Excerpted records:

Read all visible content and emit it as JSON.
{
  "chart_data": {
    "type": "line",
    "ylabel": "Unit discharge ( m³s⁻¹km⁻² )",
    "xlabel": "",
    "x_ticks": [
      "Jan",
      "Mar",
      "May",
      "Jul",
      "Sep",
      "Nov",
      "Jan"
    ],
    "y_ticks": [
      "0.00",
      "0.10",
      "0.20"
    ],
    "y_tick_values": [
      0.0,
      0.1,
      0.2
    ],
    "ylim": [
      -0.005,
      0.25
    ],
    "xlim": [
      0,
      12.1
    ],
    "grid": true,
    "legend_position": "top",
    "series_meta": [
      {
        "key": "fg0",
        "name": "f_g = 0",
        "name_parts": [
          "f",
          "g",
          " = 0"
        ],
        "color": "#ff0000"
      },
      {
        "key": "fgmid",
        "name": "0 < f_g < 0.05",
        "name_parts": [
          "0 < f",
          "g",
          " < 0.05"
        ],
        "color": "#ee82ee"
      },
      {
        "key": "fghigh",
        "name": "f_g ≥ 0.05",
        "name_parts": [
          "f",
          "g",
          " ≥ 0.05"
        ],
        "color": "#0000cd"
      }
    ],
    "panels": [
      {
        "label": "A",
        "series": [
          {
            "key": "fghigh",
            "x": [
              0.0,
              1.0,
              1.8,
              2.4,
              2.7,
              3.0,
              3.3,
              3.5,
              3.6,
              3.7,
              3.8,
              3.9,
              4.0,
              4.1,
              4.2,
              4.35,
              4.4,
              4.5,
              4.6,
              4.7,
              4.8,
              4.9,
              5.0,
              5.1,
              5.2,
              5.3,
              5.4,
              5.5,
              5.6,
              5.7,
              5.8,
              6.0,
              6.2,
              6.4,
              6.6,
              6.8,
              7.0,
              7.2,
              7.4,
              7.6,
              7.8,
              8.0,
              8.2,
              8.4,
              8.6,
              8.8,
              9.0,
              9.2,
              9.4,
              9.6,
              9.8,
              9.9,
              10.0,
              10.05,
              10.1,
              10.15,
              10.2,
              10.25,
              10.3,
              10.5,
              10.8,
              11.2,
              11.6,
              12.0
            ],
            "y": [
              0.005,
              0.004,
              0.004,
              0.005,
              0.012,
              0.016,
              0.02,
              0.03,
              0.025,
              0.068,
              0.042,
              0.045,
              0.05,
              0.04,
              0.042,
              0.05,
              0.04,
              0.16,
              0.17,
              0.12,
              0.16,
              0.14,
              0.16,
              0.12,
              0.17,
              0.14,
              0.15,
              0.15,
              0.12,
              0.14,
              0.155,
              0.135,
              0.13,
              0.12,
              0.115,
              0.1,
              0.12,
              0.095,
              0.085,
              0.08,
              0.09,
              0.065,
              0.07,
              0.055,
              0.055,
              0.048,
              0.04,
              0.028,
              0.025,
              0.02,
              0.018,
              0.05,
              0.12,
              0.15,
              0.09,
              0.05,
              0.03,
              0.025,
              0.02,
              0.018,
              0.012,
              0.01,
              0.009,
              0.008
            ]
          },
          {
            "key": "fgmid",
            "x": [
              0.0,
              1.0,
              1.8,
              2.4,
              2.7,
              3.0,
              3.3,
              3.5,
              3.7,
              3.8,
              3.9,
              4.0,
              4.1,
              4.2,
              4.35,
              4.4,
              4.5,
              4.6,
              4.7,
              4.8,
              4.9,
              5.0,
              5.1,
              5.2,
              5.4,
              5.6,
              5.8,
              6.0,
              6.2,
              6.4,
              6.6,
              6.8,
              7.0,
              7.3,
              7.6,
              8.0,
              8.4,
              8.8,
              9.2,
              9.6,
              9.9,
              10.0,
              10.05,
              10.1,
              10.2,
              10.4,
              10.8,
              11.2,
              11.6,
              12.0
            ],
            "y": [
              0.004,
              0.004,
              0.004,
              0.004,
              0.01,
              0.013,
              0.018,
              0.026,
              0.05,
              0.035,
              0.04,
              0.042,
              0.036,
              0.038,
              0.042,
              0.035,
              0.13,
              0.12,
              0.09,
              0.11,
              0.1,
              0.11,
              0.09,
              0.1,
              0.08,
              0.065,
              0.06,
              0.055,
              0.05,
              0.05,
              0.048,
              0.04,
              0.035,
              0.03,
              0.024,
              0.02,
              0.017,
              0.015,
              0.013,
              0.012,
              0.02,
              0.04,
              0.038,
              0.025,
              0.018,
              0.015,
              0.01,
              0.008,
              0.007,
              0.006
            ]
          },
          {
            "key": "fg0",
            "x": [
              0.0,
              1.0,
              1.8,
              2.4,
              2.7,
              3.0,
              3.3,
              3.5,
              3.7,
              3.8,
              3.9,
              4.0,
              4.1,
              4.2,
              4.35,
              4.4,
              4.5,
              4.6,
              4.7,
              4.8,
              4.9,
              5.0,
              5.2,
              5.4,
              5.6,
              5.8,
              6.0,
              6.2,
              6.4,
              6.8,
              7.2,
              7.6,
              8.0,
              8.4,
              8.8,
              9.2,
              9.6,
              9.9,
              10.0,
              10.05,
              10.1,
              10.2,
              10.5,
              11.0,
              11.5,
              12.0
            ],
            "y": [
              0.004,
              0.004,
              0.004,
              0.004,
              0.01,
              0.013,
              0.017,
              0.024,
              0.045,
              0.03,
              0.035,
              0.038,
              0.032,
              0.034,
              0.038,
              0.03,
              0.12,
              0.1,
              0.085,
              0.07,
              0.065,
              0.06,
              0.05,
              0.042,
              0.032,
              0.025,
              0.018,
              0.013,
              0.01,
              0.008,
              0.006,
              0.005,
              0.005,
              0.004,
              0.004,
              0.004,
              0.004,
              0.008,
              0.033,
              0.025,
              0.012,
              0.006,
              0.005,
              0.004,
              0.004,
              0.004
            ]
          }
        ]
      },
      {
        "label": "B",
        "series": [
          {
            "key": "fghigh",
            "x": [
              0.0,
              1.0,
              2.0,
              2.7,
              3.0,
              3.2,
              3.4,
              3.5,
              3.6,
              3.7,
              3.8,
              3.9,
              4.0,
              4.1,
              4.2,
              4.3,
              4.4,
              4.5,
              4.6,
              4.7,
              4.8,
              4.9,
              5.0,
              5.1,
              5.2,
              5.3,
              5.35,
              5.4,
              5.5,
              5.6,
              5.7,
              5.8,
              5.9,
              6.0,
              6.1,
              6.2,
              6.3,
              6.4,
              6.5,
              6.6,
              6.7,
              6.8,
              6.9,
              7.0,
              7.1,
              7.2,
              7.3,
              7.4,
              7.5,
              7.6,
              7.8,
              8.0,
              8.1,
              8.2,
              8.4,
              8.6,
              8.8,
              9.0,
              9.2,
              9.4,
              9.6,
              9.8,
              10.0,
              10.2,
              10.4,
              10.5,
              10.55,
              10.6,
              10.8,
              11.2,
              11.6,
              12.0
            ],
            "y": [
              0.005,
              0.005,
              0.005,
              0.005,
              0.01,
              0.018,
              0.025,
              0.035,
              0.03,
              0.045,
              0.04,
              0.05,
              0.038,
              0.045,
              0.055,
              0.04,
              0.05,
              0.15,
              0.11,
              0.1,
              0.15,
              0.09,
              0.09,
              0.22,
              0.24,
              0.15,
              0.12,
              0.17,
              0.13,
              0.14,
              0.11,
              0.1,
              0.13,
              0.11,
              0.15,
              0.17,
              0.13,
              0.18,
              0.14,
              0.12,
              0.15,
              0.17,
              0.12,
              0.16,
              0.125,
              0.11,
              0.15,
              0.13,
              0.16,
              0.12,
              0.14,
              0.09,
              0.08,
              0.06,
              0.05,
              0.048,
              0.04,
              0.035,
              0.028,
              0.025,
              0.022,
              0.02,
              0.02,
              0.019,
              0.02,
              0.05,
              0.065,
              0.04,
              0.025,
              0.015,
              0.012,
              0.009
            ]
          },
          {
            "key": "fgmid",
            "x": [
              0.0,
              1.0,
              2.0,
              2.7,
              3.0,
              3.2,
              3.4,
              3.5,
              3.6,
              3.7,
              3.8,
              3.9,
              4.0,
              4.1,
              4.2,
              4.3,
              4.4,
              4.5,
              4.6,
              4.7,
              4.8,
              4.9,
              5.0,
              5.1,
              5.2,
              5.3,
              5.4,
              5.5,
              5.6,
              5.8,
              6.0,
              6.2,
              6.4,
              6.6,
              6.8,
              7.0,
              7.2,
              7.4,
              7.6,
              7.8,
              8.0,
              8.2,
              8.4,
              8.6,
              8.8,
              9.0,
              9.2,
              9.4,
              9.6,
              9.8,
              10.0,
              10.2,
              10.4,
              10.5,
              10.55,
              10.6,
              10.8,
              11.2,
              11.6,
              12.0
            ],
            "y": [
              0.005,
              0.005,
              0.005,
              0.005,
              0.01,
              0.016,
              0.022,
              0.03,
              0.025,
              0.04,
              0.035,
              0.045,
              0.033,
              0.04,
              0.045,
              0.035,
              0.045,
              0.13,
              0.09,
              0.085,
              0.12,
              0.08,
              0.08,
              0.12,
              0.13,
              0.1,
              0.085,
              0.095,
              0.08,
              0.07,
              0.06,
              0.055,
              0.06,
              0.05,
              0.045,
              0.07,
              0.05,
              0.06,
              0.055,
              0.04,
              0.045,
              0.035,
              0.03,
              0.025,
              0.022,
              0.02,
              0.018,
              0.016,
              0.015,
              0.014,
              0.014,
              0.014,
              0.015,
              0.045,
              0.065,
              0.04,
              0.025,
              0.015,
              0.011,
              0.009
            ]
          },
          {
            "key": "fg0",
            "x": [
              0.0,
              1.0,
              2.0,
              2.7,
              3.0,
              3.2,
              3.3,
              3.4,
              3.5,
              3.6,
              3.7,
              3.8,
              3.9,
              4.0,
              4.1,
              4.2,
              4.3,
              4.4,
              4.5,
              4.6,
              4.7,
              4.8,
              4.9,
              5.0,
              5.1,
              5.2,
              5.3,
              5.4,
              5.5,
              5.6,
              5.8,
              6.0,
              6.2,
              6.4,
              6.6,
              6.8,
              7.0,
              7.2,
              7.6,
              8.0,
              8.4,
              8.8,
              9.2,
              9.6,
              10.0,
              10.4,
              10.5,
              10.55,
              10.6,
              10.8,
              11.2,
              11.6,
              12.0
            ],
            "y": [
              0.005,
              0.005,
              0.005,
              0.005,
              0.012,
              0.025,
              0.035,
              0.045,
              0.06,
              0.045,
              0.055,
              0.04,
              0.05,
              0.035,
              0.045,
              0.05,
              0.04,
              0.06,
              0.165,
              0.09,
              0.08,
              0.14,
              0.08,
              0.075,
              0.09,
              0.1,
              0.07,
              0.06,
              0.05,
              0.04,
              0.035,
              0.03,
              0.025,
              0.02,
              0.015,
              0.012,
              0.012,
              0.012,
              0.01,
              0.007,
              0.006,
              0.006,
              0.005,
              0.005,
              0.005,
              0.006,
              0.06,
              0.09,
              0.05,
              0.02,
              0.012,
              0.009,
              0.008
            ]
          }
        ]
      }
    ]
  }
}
* * *
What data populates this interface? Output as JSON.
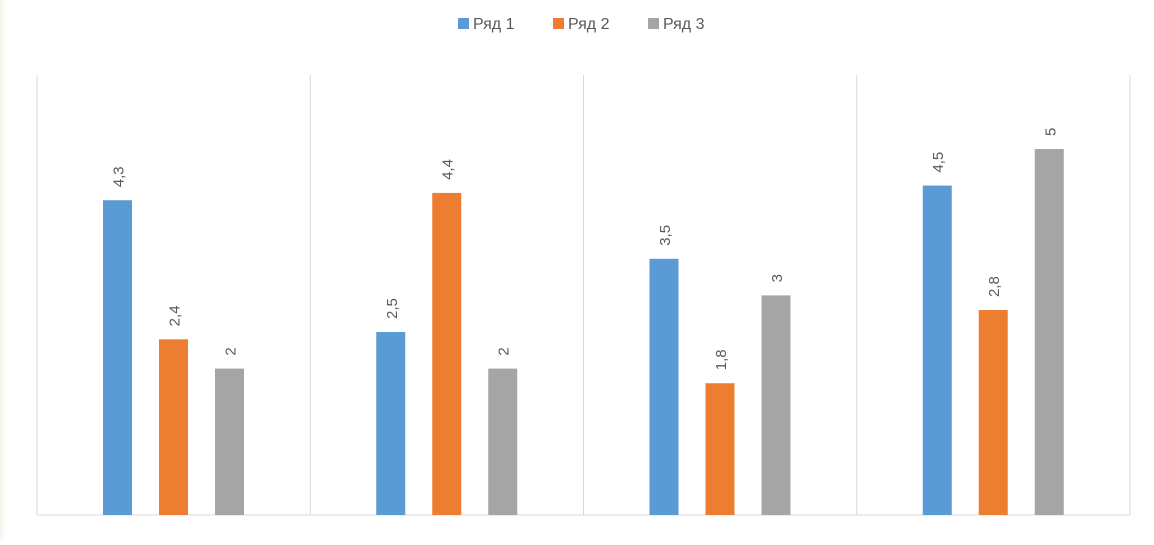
--
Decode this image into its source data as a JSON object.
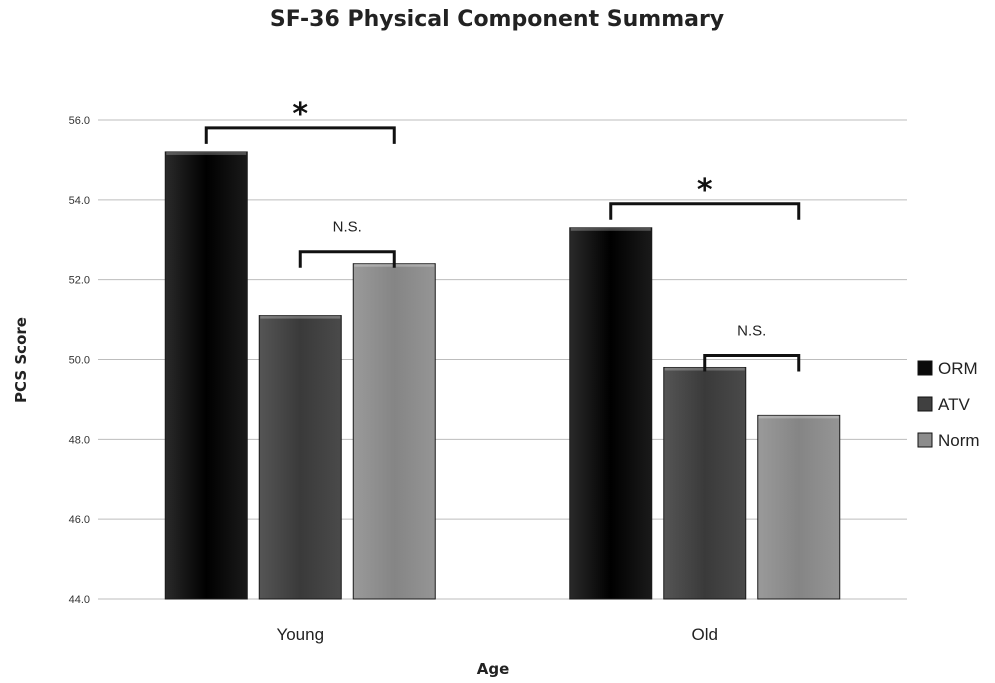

Short problem: Give the number of lines in the listing above that hold the string "this", with nothing else.

Written answer: 2